**** RECORDS FOR THIS EXERCISE ****

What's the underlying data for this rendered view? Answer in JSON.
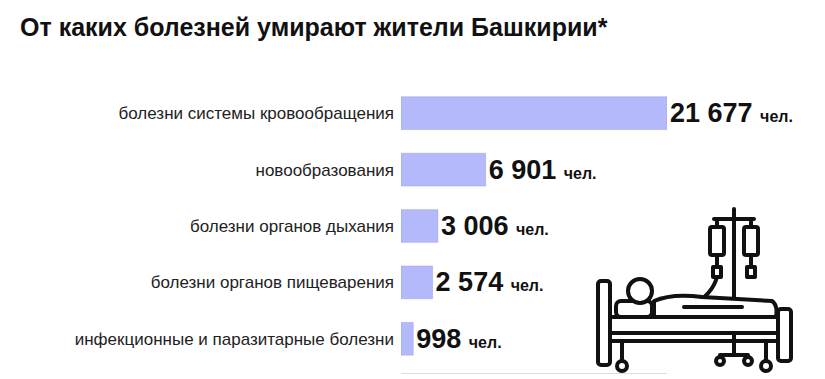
{
  "chart_data": {
    "type": "bar",
    "orientation": "horizontal",
    "title": "От каких болезней умирают жители Башкирии*",
    "categories": [
      "болезни системы кровообращения",
      "новообразования",
      "болезни органов дыхания",
      "болезни органов пищеварения",
      "инфекционные и паразитарные болезни"
    ],
    "values": [
      21677,
      6901,
      3006,
      2574,
      998
    ],
    "value_labels": [
      "21 677 чел.",
      "6 901 чел.",
      "3 006 чел.",
      "2 574 чел.",
      "998 чел."
    ],
    "color": "#b3b9fb",
    "xlim": [
      0,
      21677
    ],
    "data_labels": true,
    "tick_labels": "y",
    "grid": false
  }
}
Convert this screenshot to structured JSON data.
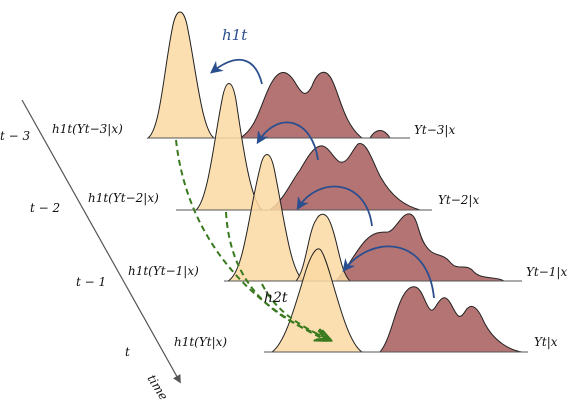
{
  "colors": {
    "orange_fill": "#fbd9a3",
    "orange_stroke": "#222222",
    "maroon_fill": "#b57474",
    "maroon_stroke": "#222222",
    "blue_arrow": "#2b4f8e",
    "green_dash": "#3a7a1f",
    "baseline": "#555555",
    "axis": "#555555"
  },
  "time_axis": {
    "label": "time",
    "ticks": [
      {
        "label": "t − 3"
      },
      {
        "label": "t − 2"
      },
      {
        "label": "t − 1"
      },
      {
        "label": "t"
      }
    ]
  },
  "rows": [
    {
      "h_label": "h1t(Yt−3|x)",
      "y_label": "Yt−3|x"
    },
    {
      "h_label": "h1t(Yt−2|x)",
      "y_label": "Yt−2|x"
    },
    {
      "h_label": "h1t(Yt−1|x)",
      "y_label": "Yt−1|x"
    },
    {
      "h_label": "h1t(Yt|x)",
      "y_label": "Yt|x"
    }
  ],
  "annotations": {
    "h1_label": "h1t",
    "h2_label": "h2t"
  }
}
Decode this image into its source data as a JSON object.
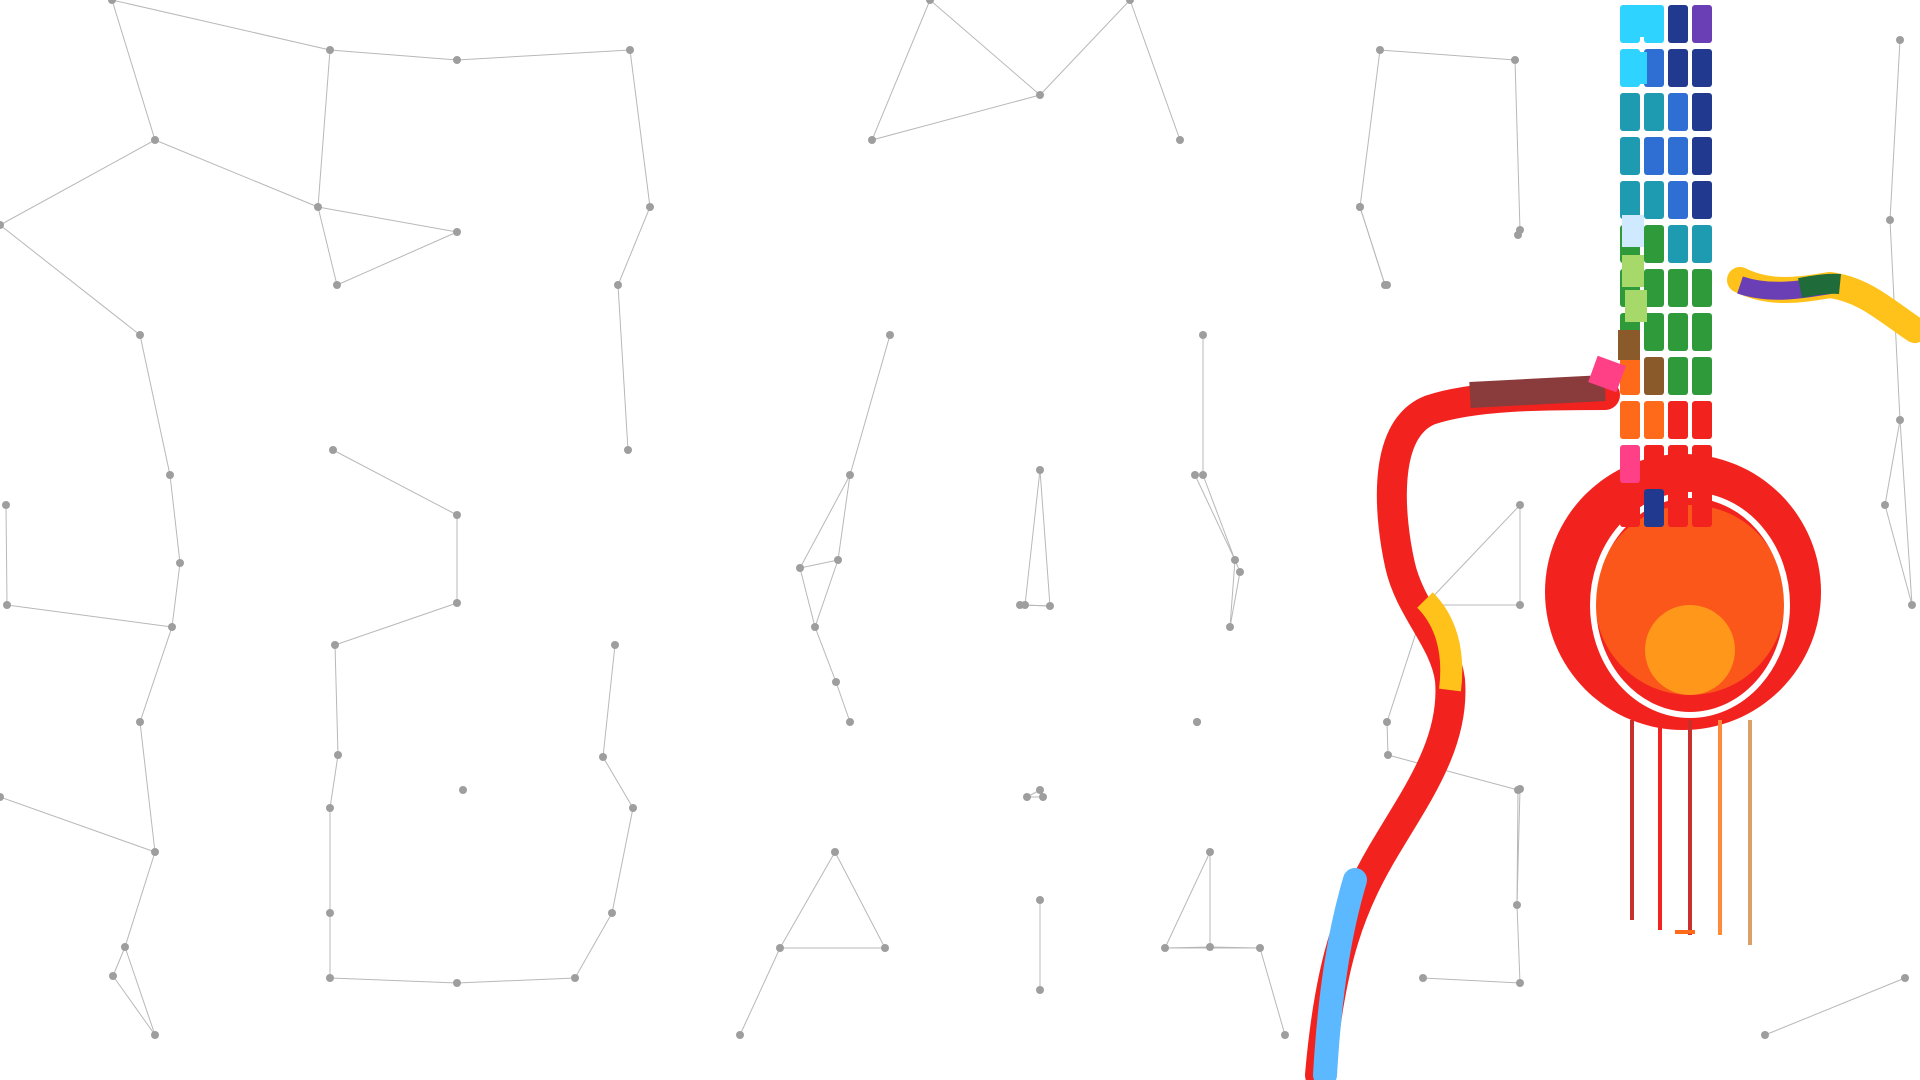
{
  "scene": {
    "subject": "guitar-illustration",
    "background": "#ffffff",
    "network_line_color": "#b8b8b8",
    "network_node_color": "#9e9e9e",
    "palette": {
      "red": "#f2231f",
      "orange": "#ff6a1a",
      "yellow": "#ffc21a",
      "green": "#2f9a3a",
      "teal": "#1e9bb0",
      "blue": "#2f6fd3",
      "navy": "#213a8f",
      "cyan": "#2fd3ff",
      "sky": "#5cb8ff",
      "purple": "#6a3fb5",
      "pink": "#ff3f86",
      "brown": "#8a5a2b"
    }
  }
}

****

TO BE DONE: Each entry above should be reproduced exactly, with the pictures removed.

THE RESPONSE:
What's the underlying data for this rendered view? Answer in JSON.
{
  "chart_data": {
    "type": "bar",
    "orientation": "horizontal",
    "title": "От каких болезней умирают жители Башкирии*",
    "categories": [
      "болезни системы кровообращения",
      "новообразования",
      "болезни органов дыхания",
      "болезни органов пищеварения",
      "инфекционные и паразитарные болезни"
    ],
    "values": [
      21677,
      6901,
      3006,
      2574,
      998
    ],
    "value_labels": [
      "21 677 чел.",
      "6 901 чел.",
      "3 006 чел.",
      "2 574 чел.",
      "998 чел."
    ],
    "color": "#b3b9fb",
    "xlim": [
      0,
      21677
    ],
    "data_labels": true,
    "tick_labels": "y",
    "grid": false
  }
}
Convert this screenshot to structured JSON data.
{
  "colors": {
    "orange_fill": "#fbd9a3",
    "orange_stroke": "#222222",
    "maroon_fill": "#b57474",
    "maroon_stroke": "#222222",
    "blue_arrow": "#2b4f8e",
    "green_dash": "#3a7a1f",
    "baseline": "#555555",
    "axis": "#555555"
  },
  "time_axis": {
    "label": "time",
    "ticks": [
      {
        "label": "t − 3"
      },
      {
        "label": "t − 2"
      },
      {
        "label": "t − 1"
      },
      {
        "label": "t"
      }
    ]
  },
  "rows": [
    {
      "h_label": "h1t(Yt−3|x)",
      "y_label": "Yt−3|x"
    },
    {
      "h_label": "h1t(Yt−2|x)",
      "y_label": "Yt−2|x"
    },
    {
      "h_label": "h1t(Yt−1|x)",
      "y_label": "Yt−1|x"
    },
    {
      "h_label": "h1t(Yt|x)",
      "y_label": "Yt|x"
    }
  ],
  "annotations": {
    "h1_label": "h1t",
    "h2_label": "h2t"
  }
}
Decode this image into its source data as a JSON object.
{
  "scene": {
    "subject": "guitar-illustration",
    "background": "#ffffff",
    "network_line_color": "#b8b8b8",
    "network_node_color": "#9e9e9e",
    "palette": {
      "red": "#f2231f",
      "orange": "#ff6a1a",
      "yellow": "#ffc21a",
      "green": "#2f9a3a",
      "teal": "#1e9bb0",
      "blue": "#2f6fd3",
      "navy": "#213a8f",
      "cyan": "#2fd3ff",
      "sky": "#5cb8ff",
      "purple": "#6a3fb5",
      "pink": "#ff3f86",
      "brown": "#8a5a2b"
    }
  }
}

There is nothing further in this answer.